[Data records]
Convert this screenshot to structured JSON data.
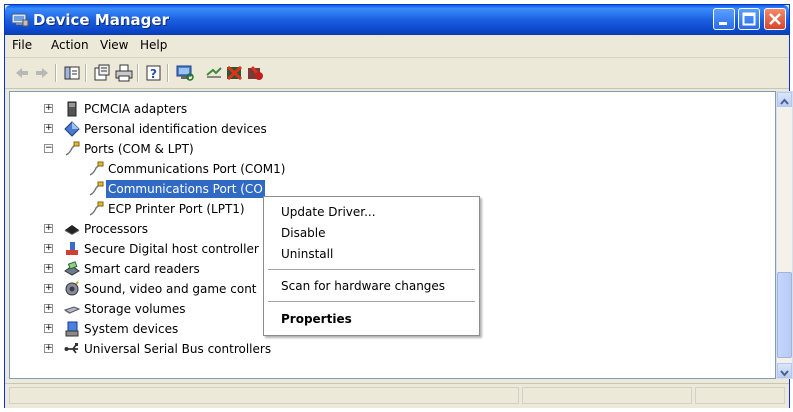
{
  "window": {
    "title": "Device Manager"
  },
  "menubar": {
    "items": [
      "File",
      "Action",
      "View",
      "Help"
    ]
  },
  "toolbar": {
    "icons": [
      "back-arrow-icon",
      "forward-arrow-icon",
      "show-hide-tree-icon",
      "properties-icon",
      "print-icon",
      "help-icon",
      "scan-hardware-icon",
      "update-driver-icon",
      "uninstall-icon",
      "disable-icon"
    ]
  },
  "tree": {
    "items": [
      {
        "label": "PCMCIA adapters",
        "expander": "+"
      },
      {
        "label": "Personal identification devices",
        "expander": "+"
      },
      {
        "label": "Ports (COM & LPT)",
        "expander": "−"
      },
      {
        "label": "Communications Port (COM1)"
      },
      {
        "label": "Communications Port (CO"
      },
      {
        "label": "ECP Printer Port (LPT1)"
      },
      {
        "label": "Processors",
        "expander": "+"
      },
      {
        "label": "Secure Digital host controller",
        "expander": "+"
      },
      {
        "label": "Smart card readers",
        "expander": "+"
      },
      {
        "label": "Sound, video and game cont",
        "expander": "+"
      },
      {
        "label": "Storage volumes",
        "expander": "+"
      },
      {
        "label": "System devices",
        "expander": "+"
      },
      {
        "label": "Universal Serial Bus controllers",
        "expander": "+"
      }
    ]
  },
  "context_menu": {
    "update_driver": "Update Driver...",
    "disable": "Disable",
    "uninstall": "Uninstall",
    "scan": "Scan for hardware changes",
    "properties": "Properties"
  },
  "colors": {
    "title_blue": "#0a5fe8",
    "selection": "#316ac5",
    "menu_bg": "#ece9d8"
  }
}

### INSTRUCTIONS FOR THE TASK
Reproduce all of the data exactly; the pictures do not belong in the copy.

### RESULT BELOW
Convert this screenshot to structured JSON data.
{
  "window": {
    "title": "Device Manager"
  },
  "menubar": {
    "items": [
      "File",
      "Action",
      "View",
      "Help"
    ]
  },
  "toolbar": {
    "icons": [
      "back-arrow-icon",
      "forward-arrow-icon",
      "show-hide-tree-icon",
      "properties-icon",
      "print-icon",
      "help-icon",
      "scan-hardware-icon",
      "update-driver-icon",
      "uninstall-icon",
      "disable-icon"
    ]
  },
  "tree": {
    "items": [
      {
        "label": "PCMCIA adapters",
        "expander": "+"
      },
      {
        "label": "Personal identification devices",
        "expander": "+"
      },
      {
        "label": "Ports (COM & LPT)",
        "expander": "−"
      },
      {
        "label": "Communications Port (COM1)"
      },
      {
        "label": "Communications Port (CO"
      },
      {
        "label": "ECP Printer Port (LPT1)"
      },
      {
        "label": "Processors",
        "expander": "+"
      },
      {
        "label": "Secure Digital host controller",
        "expander": "+"
      },
      {
        "label": "Smart card readers",
        "expander": "+"
      },
      {
        "label": "Sound, video and game cont",
        "expander": "+"
      },
      {
        "label": "Storage volumes",
        "expander": "+"
      },
      {
        "label": "System devices",
        "expander": "+"
      },
      {
        "label": "Universal Serial Bus controllers",
        "expander": "+"
      }
    ]
  },
  "context_menu": {
    "update_driver": "Update Driver...",
    "disable": "Disable",
    "uninstall": "Uninstall",
    "scan": "Scan for hardware changes",
    "properties": "Properties"
  },
  "colors": {
    "title_blue": "#0a5fe8",
    "selection": "#316ac5",
    "menu_bg": "#ece9d8"
  }
}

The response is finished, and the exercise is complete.